* SHORT EXERCISE: Among these lines, how many include "Chirpy"? Answer only with the number.

··········

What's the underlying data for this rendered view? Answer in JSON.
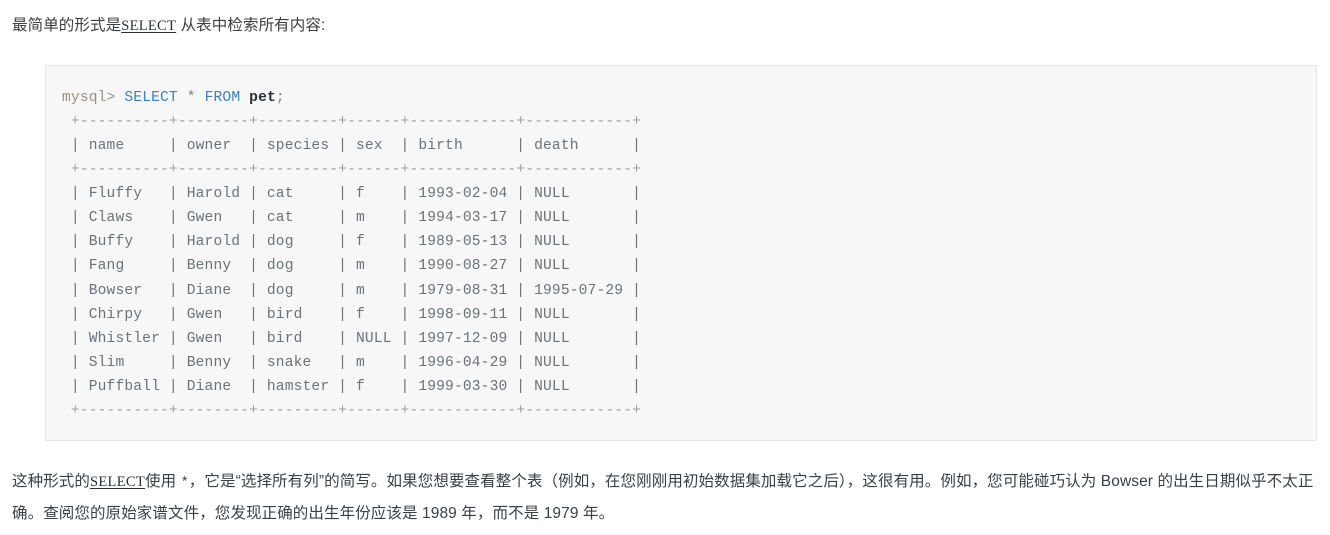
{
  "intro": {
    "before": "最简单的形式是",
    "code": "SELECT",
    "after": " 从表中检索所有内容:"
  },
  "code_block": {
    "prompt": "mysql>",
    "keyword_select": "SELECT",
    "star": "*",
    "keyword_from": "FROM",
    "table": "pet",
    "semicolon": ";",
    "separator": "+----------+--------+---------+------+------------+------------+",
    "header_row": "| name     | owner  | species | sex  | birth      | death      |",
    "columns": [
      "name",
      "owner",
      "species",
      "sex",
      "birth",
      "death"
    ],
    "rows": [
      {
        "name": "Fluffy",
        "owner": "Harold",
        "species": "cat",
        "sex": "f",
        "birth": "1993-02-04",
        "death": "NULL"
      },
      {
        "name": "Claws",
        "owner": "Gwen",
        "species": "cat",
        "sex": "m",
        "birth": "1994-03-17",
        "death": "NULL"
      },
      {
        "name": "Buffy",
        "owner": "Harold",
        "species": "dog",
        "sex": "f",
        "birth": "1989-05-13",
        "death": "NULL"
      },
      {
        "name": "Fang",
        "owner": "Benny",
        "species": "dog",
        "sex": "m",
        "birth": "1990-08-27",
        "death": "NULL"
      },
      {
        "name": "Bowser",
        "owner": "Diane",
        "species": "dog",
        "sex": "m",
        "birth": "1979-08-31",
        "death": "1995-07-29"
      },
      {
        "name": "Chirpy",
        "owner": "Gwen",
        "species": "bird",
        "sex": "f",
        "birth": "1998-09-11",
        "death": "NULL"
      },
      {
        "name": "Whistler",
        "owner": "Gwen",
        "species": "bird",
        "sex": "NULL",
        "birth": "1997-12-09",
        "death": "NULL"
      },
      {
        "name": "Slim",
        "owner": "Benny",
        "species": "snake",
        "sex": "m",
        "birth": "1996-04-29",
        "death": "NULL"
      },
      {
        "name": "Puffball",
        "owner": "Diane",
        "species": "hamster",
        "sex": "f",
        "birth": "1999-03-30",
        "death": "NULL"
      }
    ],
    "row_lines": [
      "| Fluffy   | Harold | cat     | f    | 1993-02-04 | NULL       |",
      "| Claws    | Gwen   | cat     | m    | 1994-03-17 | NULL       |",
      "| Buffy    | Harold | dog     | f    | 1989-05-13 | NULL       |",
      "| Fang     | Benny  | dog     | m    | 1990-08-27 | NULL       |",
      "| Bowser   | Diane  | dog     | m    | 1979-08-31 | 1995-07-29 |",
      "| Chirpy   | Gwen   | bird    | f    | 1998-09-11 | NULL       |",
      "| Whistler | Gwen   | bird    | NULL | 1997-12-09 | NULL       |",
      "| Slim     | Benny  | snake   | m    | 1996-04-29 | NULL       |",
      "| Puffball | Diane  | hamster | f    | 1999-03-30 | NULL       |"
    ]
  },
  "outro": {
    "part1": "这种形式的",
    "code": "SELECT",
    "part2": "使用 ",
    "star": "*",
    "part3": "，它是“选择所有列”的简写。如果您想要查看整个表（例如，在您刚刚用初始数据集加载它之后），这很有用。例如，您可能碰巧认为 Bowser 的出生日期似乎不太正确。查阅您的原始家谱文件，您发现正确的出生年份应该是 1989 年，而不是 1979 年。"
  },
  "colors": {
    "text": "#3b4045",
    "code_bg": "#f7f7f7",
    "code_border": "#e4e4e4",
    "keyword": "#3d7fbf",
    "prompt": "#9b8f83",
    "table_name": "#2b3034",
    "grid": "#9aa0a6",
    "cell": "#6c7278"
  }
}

··········

* COMPLETE ANSWER: 2